*What is needed*. Gather every line holding the string "Hybrid".

— begin Extracted material —

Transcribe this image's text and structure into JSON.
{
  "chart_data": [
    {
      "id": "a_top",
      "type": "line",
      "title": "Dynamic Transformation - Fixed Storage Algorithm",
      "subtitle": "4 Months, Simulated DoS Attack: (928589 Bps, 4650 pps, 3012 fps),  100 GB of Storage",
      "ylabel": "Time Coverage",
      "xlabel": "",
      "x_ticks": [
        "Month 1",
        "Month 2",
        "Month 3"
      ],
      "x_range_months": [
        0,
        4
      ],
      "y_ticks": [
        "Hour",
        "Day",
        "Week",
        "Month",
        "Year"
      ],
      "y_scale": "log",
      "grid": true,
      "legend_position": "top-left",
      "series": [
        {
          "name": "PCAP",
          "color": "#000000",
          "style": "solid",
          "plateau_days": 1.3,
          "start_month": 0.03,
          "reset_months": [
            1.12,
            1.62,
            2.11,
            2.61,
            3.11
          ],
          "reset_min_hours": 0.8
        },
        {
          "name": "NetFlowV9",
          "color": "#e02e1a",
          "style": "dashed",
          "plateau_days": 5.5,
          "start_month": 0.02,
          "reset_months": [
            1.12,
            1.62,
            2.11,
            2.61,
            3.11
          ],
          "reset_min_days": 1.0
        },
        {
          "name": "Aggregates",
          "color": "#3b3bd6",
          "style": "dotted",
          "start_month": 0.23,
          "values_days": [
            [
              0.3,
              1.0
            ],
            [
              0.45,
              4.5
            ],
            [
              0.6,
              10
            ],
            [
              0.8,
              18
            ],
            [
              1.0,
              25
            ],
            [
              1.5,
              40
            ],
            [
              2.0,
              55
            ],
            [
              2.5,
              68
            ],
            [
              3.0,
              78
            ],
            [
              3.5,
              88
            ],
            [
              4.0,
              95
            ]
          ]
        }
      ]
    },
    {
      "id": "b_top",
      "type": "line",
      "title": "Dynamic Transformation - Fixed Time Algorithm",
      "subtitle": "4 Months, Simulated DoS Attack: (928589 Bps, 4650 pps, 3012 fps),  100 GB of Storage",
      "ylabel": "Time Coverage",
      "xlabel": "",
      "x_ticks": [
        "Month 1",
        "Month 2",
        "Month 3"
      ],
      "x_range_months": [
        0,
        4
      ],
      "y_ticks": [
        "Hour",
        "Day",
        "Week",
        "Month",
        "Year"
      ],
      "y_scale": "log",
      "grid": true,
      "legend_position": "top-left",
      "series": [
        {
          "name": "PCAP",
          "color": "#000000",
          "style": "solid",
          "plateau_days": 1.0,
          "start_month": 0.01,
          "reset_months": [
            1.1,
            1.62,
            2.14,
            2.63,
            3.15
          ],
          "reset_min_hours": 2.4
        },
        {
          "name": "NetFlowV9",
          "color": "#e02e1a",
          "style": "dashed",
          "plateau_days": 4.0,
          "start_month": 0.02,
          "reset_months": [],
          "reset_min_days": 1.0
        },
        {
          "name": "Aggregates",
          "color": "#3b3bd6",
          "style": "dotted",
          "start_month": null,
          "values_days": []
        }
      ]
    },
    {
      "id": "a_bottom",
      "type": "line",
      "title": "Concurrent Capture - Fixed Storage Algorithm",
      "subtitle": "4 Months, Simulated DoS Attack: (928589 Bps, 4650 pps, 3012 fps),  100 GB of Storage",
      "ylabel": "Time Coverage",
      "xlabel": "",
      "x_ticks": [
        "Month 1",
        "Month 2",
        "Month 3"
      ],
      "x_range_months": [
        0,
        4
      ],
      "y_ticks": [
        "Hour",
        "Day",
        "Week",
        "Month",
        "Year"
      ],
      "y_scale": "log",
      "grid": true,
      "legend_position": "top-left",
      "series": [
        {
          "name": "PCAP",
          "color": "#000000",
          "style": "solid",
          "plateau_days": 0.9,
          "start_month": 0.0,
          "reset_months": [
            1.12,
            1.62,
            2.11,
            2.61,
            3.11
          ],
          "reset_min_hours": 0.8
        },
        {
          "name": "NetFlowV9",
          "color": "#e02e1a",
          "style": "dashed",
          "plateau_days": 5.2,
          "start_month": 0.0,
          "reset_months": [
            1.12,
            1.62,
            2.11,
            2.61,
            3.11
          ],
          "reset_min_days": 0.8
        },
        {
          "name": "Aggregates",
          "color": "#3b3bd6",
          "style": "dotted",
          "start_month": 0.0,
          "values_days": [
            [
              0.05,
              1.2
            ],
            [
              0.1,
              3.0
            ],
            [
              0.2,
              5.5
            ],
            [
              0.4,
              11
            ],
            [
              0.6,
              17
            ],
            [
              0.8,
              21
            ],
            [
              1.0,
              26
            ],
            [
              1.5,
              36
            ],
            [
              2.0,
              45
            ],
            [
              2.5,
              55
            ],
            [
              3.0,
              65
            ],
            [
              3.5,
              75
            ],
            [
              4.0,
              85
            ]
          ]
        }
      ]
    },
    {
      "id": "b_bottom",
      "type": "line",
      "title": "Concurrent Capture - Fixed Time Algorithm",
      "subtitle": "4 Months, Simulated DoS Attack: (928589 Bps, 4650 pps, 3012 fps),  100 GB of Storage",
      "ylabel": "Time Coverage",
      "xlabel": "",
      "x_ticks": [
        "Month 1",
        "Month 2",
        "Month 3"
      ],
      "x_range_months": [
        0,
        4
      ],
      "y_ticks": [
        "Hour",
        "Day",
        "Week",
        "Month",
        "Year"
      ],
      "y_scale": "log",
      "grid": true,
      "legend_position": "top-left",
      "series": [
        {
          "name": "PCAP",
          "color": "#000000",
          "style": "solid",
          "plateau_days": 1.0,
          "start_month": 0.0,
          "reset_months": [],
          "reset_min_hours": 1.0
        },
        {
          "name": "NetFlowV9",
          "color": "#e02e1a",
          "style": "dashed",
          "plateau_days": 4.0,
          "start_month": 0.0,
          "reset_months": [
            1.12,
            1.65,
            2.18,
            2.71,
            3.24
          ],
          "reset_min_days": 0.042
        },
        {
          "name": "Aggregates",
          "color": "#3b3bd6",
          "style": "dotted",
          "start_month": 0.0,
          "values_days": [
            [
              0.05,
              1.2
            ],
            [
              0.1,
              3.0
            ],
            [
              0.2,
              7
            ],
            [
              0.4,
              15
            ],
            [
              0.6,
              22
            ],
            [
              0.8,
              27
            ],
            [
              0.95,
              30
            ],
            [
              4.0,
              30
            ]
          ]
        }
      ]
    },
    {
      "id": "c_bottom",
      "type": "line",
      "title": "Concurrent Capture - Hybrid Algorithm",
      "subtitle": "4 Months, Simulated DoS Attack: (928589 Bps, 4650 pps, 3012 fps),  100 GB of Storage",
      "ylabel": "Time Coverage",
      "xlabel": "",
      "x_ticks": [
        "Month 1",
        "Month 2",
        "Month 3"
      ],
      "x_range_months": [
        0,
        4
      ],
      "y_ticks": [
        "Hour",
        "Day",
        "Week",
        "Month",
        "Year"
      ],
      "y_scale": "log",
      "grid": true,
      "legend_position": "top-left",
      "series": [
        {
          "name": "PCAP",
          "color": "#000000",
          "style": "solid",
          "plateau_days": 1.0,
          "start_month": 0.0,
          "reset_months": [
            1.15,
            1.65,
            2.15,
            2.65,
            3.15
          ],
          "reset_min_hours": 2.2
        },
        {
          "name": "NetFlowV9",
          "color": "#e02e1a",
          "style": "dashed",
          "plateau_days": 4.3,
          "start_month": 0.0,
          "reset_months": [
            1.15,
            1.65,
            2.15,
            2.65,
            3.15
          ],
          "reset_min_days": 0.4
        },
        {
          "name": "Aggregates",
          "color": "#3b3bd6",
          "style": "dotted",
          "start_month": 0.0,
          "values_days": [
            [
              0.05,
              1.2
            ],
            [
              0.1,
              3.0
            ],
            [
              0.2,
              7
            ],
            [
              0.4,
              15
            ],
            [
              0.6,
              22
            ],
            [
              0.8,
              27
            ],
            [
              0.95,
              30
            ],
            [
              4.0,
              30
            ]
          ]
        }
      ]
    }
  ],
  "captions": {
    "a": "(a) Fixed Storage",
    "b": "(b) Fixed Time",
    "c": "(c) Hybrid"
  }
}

— end Extracted material —

*Reply*.
      "title": "Concurrent Capture - Hybrid Algorithm",
    "c": "(c) Hybrid"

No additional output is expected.